### SELECTED EXCERPT:

================

# A NICE LITTLE RUN AROUND FOR WINTER



## robokn (Feb 21, 2006)

Well people what do you think???

http://cgi.ebay.co.uk/The-Unique-TVR-Ce ... dZViewItem


----------



## YELLOW_TT (Feb 25, 2004)

Very nice but you could get a bit cold standing on the hard sholder waiting for ths AA :wink: :lol:


----------



## TeeTees (Mar 9, 2006)

I'd love a drive, but couldn't afford to re-fuel it let alone buy it !!


----------



## jbell (May 15, 2006)

Peter Wheelers car, he took it home once :wink: (nuff said)


----------



## J55TTC (Apr 25, 2005)

Looks far too Max Power IMHO


----------



## robokn (Feb 21, 2006)

i think that there has been alot more thought gone into that car than anything that has graced the pages of Max


----------



## rustyintegrale (Oct 1, 2006)

Hate the colour... :lol:

Cheers

Rich


----------



## J55TTC (Apr 25, 2005)

robokn said:


> i think that there has been alot more thought gone into that car than anything that has graced the pages of Max


Oh absolutely!

I bet all the grilles, intakes and spoilers are functional, but it still looks like something on the cover of Max Power!

In fact Im sure I saw that big ef-off spoiler on the back of a nova the other day :lol:


----------



## John C (Jul 5, 2002)

Not bad for a Mk1 but personally I'll be waiting for the Mk2 version because that will be in Green. :roll:


----------



## GW1970 (Jul 4, 2005)

Nice little run around :roll:

er..no thanks, just look at that spoiler!


----------



## L7 (Aug 27, 2004)

Just went to place a bid  then decided it wasn't my cup of tea :lol:


----------



## Private Prozac (Jul 7, 2003)

Oh, please. Like you'd stick a car like that on e-bay!! :roll:


----------

================

### RECORDS TO PROCESS:
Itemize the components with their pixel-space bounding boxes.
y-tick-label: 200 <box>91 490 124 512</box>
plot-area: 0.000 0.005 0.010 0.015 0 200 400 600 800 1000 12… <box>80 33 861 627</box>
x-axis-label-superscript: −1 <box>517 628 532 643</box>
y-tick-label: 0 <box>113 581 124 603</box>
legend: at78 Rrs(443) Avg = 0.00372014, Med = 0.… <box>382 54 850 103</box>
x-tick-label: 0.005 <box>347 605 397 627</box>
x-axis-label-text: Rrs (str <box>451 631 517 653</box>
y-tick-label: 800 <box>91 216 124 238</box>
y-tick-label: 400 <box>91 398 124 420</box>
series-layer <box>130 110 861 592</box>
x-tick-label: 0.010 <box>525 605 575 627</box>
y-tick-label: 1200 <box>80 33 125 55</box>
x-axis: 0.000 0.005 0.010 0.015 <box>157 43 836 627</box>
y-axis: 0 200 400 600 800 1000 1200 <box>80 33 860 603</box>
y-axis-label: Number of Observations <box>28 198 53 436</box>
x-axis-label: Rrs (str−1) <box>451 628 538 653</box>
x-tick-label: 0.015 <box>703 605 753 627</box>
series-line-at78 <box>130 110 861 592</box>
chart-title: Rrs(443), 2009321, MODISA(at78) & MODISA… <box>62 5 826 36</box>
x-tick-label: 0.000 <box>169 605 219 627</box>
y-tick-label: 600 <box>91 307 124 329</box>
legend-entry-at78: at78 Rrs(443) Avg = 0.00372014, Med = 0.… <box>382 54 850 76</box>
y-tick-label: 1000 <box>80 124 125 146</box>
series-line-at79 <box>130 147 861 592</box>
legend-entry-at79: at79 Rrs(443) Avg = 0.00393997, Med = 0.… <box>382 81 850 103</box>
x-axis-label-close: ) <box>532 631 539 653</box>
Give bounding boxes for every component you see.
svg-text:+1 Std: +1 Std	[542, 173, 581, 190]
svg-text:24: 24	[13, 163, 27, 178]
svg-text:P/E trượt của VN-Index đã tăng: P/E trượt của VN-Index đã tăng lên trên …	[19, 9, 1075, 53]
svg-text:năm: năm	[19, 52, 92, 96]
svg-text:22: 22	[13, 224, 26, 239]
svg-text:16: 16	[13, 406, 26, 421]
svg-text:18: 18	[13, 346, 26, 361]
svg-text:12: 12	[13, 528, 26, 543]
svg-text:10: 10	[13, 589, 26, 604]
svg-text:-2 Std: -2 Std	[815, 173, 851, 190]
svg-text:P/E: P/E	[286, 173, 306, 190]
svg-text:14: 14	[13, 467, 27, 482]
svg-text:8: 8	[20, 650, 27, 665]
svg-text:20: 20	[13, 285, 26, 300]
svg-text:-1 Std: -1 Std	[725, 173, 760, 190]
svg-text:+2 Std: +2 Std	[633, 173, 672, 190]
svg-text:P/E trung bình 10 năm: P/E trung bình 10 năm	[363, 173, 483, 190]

================

### EXERCISE INSTRUCTIONS:
[A] Rewrite the paragraph in the forum thread that begins "I bet all the grilles" as one shorter sentence that keeps its main points.
[B] From the first line of the entries through the line containing "y-tick-label: 800 <box>91 216 124 238</box>", write the lines out again with "x-tick-label" swapped for "x-axis tick" and everything else left as it is.
The forum thread and the entries come from unrelated sources.

### RESULTS OF THE TASKS:
[A] The grilles, intakes and spoilers are probably functional, but the car still looks like a Max Power cover car!

[B]
Itemize the components with their pixel-space bounding boxes.
y-tick-label: 200 <box>91 490 124 512</box>
plot-area: 0.000 0.005 0.010 0.015 0 200 400 600 800 1000 12… <box>80 33 861 627</box>
x-axis-label-superscript: −1 <box>517 628 532 643</box>
y-tick-label: 0 <box>113 581 124 603</box>
legend: at78 Rrs(443) Avg = 0.00372014, Med = 0.… <box>382 54 850 103</box>
x-axis tick: 0.005 <box>347 605 397 627</box>
x-axis-label-text: Rrs (str <box>451 631 517 653</box>
y-tick-label: 800 <box>91 216 124 238</box>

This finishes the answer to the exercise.